====== Data shown

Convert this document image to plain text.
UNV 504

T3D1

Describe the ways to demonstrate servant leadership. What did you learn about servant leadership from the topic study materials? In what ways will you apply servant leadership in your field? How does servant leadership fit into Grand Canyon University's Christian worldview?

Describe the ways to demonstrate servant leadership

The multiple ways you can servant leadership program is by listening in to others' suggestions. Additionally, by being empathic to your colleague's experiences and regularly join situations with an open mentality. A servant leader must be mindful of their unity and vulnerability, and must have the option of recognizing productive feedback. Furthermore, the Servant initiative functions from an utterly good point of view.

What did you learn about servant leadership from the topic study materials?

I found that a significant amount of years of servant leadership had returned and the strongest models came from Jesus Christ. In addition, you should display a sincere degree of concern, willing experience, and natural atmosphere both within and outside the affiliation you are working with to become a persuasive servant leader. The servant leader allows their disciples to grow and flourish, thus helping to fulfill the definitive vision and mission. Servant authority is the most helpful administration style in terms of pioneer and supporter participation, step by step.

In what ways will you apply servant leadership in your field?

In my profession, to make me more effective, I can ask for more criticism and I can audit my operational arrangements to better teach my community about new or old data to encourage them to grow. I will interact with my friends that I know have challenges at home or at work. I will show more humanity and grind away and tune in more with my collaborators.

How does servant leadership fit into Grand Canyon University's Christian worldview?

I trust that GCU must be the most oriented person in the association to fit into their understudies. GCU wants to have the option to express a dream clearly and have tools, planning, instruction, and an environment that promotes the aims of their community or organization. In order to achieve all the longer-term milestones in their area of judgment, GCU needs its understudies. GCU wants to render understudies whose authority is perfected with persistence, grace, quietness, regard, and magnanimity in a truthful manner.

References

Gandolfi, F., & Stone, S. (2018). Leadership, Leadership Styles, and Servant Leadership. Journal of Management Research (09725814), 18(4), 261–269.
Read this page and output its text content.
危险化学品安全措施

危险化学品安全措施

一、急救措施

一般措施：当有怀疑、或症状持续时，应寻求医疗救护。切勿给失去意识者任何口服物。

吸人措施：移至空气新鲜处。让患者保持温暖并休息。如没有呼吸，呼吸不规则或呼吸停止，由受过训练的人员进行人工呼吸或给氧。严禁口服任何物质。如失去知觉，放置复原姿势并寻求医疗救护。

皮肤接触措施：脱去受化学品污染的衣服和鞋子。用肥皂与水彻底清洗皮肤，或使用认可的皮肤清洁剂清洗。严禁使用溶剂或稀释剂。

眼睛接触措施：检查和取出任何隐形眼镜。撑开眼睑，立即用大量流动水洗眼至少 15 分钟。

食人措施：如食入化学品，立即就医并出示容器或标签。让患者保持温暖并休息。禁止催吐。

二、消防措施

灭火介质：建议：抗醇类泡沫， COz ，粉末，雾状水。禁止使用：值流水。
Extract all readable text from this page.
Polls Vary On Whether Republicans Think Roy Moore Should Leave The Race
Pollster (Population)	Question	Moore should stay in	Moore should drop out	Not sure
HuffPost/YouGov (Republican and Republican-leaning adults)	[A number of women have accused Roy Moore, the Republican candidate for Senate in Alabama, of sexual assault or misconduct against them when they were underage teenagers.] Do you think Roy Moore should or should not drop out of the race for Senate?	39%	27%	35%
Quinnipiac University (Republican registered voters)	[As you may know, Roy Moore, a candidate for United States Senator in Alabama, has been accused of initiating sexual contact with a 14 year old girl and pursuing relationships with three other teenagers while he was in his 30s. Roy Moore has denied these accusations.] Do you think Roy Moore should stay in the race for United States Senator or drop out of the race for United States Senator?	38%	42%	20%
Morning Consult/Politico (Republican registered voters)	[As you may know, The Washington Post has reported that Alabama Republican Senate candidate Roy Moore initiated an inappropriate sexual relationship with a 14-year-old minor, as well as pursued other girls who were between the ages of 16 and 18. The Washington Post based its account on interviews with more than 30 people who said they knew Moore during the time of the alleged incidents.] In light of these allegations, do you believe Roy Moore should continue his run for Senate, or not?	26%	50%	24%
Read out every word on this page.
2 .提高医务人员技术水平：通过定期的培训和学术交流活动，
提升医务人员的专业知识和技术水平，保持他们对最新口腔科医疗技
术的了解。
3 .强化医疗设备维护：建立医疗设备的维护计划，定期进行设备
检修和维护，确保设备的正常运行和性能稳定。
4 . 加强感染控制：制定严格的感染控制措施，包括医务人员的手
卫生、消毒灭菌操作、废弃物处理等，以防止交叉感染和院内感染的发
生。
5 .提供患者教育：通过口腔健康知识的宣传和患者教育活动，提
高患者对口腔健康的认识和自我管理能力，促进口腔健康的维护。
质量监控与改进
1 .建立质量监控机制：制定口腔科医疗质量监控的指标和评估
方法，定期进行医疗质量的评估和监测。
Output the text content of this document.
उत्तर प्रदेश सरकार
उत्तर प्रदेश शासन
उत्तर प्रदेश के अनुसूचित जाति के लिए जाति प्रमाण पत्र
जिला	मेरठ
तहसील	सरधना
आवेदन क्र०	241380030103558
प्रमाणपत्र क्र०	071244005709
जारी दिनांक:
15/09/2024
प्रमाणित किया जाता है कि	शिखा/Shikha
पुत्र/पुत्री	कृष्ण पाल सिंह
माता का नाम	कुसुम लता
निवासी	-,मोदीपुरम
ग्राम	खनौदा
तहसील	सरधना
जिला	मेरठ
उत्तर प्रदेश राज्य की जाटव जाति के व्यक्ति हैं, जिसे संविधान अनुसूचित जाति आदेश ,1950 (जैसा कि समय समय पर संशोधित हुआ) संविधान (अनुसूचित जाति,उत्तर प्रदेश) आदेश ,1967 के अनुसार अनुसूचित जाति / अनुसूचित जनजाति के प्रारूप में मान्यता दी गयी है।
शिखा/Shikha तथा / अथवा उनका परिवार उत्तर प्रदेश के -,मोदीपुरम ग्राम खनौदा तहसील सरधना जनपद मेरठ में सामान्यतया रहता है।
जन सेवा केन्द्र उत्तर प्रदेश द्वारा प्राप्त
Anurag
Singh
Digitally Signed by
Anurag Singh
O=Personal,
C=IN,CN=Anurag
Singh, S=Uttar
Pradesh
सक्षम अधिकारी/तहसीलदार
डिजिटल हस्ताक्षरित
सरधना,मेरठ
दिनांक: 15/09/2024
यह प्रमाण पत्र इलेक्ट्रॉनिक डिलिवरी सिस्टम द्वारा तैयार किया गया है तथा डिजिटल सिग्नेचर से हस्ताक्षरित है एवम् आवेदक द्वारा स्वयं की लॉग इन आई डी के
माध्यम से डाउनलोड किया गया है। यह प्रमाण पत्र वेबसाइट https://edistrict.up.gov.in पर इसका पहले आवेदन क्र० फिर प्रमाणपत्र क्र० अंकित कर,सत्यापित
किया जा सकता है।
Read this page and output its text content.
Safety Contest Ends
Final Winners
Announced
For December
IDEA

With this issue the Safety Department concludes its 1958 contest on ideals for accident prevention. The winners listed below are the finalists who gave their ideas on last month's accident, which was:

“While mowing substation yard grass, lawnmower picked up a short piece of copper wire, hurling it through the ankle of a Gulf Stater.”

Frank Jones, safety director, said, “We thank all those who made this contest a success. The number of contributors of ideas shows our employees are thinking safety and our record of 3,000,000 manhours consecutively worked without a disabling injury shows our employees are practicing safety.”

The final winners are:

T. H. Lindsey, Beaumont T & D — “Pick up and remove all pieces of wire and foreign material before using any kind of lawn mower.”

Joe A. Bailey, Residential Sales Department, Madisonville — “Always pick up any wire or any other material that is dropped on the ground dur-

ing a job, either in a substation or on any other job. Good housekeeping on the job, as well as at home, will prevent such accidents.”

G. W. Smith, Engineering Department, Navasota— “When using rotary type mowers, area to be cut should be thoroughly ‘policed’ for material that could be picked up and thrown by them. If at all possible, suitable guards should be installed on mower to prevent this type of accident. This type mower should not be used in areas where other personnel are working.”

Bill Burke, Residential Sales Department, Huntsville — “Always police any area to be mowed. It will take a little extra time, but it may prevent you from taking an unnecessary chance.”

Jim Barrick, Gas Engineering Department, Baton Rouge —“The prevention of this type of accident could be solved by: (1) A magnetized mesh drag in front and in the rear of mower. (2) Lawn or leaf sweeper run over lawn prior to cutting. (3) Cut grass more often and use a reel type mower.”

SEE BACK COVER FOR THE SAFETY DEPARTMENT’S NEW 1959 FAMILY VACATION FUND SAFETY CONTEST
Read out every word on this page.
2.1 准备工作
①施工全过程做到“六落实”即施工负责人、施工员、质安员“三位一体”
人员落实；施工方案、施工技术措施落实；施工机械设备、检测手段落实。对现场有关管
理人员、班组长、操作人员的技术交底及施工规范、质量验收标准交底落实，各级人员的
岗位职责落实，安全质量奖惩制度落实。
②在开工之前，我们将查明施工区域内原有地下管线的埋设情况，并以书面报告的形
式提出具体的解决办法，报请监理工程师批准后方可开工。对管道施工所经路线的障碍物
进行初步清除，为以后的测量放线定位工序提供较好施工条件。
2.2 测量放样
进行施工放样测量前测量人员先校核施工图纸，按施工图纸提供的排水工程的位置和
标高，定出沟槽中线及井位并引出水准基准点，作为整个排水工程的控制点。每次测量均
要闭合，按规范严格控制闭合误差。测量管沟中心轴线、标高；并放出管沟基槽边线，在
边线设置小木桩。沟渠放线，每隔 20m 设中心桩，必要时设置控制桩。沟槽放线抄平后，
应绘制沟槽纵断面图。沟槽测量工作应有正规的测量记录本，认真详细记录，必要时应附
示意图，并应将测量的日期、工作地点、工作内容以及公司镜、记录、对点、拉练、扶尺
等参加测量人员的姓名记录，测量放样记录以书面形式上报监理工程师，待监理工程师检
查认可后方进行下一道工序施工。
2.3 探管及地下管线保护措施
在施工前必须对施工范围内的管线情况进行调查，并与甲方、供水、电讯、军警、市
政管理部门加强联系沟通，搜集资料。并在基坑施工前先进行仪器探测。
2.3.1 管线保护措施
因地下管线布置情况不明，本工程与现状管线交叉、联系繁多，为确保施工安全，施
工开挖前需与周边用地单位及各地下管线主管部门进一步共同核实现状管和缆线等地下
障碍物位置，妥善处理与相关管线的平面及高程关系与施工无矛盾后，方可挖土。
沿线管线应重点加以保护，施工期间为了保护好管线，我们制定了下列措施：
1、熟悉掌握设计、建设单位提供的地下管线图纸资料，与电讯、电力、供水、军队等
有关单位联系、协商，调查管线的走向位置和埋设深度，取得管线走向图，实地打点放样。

============

:: Instruction ::
Which lines contain "field"? Copy each of them out.

:: Solution for this exercise ::
Describe the ways to demonstrate servant leadership. What did you learn about servant leadership from the topic study materials? In what ways will you apply servant leadership in your field? How does servant leadership fit into Grand Canyon University's Christian worldview?
In what ways will you apply servant leadership in your field?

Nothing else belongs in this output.